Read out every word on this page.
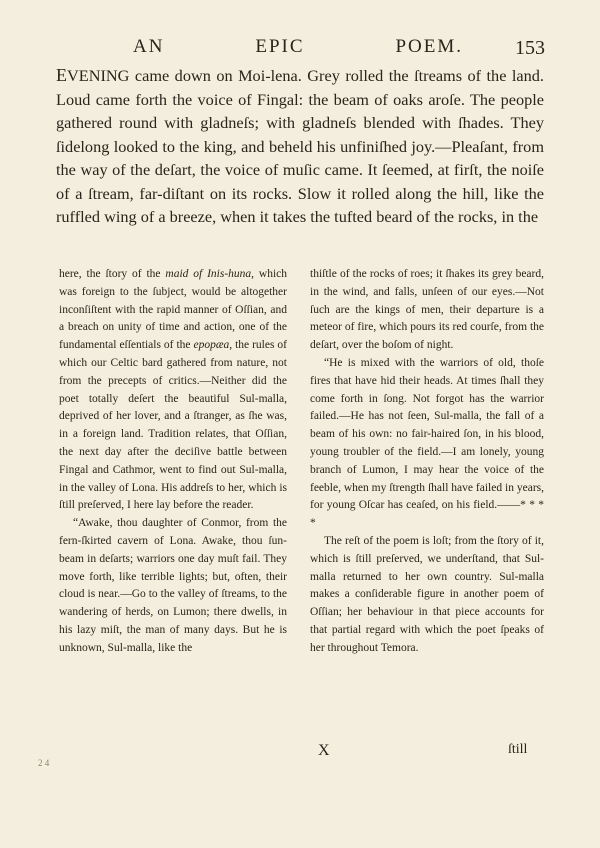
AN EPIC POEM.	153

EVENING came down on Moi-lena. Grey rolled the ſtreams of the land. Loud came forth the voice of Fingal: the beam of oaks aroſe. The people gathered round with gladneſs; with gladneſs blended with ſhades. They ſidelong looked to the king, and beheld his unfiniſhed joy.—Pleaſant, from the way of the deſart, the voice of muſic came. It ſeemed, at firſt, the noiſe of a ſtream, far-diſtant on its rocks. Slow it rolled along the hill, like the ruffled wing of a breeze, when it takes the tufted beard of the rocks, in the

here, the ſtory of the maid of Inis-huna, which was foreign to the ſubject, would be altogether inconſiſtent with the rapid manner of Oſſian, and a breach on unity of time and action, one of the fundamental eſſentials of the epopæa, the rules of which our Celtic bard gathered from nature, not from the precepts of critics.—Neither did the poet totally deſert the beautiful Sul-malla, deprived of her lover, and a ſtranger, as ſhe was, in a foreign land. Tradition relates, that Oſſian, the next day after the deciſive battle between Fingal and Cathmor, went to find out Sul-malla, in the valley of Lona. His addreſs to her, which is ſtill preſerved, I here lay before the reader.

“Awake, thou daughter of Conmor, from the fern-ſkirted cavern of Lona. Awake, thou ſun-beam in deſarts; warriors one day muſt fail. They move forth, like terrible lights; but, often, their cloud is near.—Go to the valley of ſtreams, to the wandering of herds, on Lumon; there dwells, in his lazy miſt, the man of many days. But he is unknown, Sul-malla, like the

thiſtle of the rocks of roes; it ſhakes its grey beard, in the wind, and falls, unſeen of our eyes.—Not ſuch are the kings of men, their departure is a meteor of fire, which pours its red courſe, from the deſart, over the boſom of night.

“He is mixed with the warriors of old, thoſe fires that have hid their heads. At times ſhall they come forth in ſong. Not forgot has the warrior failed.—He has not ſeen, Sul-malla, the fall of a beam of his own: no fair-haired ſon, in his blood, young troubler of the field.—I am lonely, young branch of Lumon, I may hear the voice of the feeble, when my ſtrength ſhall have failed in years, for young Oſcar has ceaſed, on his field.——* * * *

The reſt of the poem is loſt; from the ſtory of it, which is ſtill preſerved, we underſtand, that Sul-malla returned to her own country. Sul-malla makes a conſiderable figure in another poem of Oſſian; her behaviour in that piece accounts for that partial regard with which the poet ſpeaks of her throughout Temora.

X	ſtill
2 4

+-------+

◆ Work to be completed: Every record is to be reproduced exactly, with no pictures included.

◆ Full output:
Read out every word on this page.
AN EPIC POEM.	153

EVENING came down on Moi-lena. Grey rolled the ſtreams of the land. Loud came forth the voice of Fingal: the beam of oaks aroſe. The people gathered round with gladneſs; with gladneſs blended with ſhades. They ſidelong looked to the king, and beheld his unfiniſhed joy.—Pleaſant, from the way of the deſart, the voice of muſic came. It ſeemed, at firſt, the noiſe of a ſtream, far-diſtant on its rocks. Slow it rolled along the hill, like the ruffled wing of a breeze, when it takes the tufted beard of the rocks, in the

here, the ſtory of the maid of Inis-huna, which was foreign to the ſubject, would be altogether inconſiſtent with the rapid manner of Oſſian, and a breach on unity of time and action, one of the fundamental eſſentials of the epopæa, the rules of which our Celtic bard gathered from nature, not from the precepts of critics.—Neither did the poet totally deſert the beautiful Sul-malla, deprived of her lover, and a ſtranger, as ſhe was, in a foreign land. Tradition relates, that Oſſian, the next day after the deciſive battle between Fingal and Cathmor, went to find out Sul-malla, in the valley of Lona. His addreſs to her, which is ſtill preſerved, I here lay before the reader.

“Awake, thou daughter of Conmor, from the fern-ſkirted cavern of Lona. Awake, thou ſun-beam in deſarts; warriors one day muſt fail. They move forth, like terrible lights; but, often, their cloud is near.—Go to the valley of ſtreams, to the wandering of herds, on Lumon; there dwells, in his lazy miſt, the man of many days. But he is unknown, Sul-malla, like the

thiſtle of the rocks of roes; it ſhakes its grey beard, in the wind, and falls, unſeen of our eyes.—Not ſuch are the kings of men, their departure is a meteor of fire, which pours its red courſe, from the deſart, over the boſom of night.

“He is mixed with the warriors of old, thoſe fires that have hid their heads. At times ſhall they come forth in ſong. Not forgot has the warrior failed.—He has not ſeen, Sul-malla, the fall of a beam of his own: no fair-haired ſon, in his blood, young troubler of the field.—I am lonely, young branch of Lumon, I may hear the voice of the feeble, when my ſtrength ſhall have failed in years, for young Oſcar has ceaſed, on his field.——* * * *

The reſt of the poem is loſt; from the ſtory of it, which is ſtill preſerved, we underſtand, that Sul-malla returned to her own country. Sul-malla makes a conſiderable figure in another poem of Oſſian; her behaviour in that piece accounts for that partial regard with which the poet ſpeaks of her throughout Temora.

X	ſtill
2 4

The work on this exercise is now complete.